■ WHAT THE TASK ASKS: Set down every record once more, exactly as given.

>> Start MATERIAL TO PROCESS

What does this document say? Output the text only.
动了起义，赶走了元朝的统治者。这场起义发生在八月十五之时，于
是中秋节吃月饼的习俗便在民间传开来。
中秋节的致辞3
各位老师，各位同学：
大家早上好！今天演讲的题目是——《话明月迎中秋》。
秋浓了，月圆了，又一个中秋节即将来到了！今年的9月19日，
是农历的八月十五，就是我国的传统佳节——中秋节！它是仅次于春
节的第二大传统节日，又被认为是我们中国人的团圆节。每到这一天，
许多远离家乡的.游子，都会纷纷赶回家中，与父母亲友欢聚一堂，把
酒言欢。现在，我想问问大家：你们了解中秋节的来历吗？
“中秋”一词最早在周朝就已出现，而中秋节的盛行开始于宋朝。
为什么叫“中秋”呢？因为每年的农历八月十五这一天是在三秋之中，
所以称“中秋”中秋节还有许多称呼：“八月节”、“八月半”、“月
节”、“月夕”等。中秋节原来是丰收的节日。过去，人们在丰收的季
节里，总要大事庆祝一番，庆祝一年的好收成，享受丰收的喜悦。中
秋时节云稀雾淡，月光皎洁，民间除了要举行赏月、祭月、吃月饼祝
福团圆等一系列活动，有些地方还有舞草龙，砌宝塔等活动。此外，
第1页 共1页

>> End MATERIAL TO PROCESS

■ WRITTEN ANSWER:
What does this document say? Output the text only.
动了起义，赶走了元朝的统治者。这场起义发生在八月十五之时，于
是中秋节吃月饼的习俗便在民间传开来。
中秋节的致辞3
各位老师，各位同学：
大家早上好！今天演讲的题目是——《话明月迎中秋》。
秋浓了，月圆了，又一个中秋节即将来到了！今年的9月19日，
是农历的八月十五，就是我国的传统佳节——中秋节！它是仅次于春
节的第二大传统节日，又被认为是我们中国人的团圆节。每到这一天，
许多远离家乡的.游子，都会纷纷赶回家中，与父母亲友欢聚一堂，把
酒言欢。现在，我想问问大家：你们了解中秋节的来历吗？
“中秋”一词最早在周朝就已出现，而中秋节的盛行开始于宋朝。
为什么叫“中秋”呢？因为每年的农历八月十五这一天是在三秋之中，
所以称“中秋”中秋节还有许多称呼：“八月节”、“八月半”、“月
节”、“月夕”等。中秋节原来是丰收的节日。过去，人们在丰收的季
节里，总要大事庆祝一番，庆祝一年的好收成，享受丰收的喜悦。中
秋时节云稀雾淡，月光皎洁，民间除了要举行赏月、祭月、吃月饼祝
福团圆等一系列活动，有些地方还有舞草龙，砌宝塔等活动。此外，
第1页 共1页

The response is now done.